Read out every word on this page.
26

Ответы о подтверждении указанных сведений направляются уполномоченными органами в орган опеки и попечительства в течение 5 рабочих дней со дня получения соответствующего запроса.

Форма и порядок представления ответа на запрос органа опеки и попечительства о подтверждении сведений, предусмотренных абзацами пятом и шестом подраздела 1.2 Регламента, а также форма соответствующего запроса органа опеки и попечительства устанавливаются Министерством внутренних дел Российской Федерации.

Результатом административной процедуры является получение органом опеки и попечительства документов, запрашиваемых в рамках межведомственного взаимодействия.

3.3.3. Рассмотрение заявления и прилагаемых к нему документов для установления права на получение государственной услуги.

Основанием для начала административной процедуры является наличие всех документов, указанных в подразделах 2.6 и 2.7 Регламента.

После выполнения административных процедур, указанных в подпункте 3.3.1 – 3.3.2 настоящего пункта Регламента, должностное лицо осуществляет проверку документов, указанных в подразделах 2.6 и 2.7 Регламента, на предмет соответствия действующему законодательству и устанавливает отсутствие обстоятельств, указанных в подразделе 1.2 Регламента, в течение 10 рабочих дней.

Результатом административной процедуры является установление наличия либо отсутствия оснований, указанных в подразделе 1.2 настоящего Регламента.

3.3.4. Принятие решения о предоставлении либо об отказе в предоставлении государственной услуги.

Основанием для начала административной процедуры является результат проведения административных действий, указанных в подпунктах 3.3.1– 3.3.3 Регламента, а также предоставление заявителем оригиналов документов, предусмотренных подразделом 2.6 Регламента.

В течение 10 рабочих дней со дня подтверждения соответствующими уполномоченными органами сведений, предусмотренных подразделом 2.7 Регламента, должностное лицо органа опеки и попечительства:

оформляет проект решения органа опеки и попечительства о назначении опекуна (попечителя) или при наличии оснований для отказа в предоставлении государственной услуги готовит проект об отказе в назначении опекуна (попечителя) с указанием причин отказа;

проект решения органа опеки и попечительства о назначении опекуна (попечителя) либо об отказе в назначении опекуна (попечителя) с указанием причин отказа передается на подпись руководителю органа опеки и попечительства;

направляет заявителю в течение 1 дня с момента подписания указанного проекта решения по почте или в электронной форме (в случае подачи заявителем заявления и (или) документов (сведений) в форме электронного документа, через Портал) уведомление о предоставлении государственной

· · · · ·

#### Job
Find the lines containing "получение" and pull them out.

#### The solution
Результатом административной процедуры является получение органом опеки и попечительства документов, запрашиваемых в рамках межведомственного взаимодействия.
3.3.3. Рассмотрение заявления и прилагаемых к нему документов для установления права на получение государственной услуги.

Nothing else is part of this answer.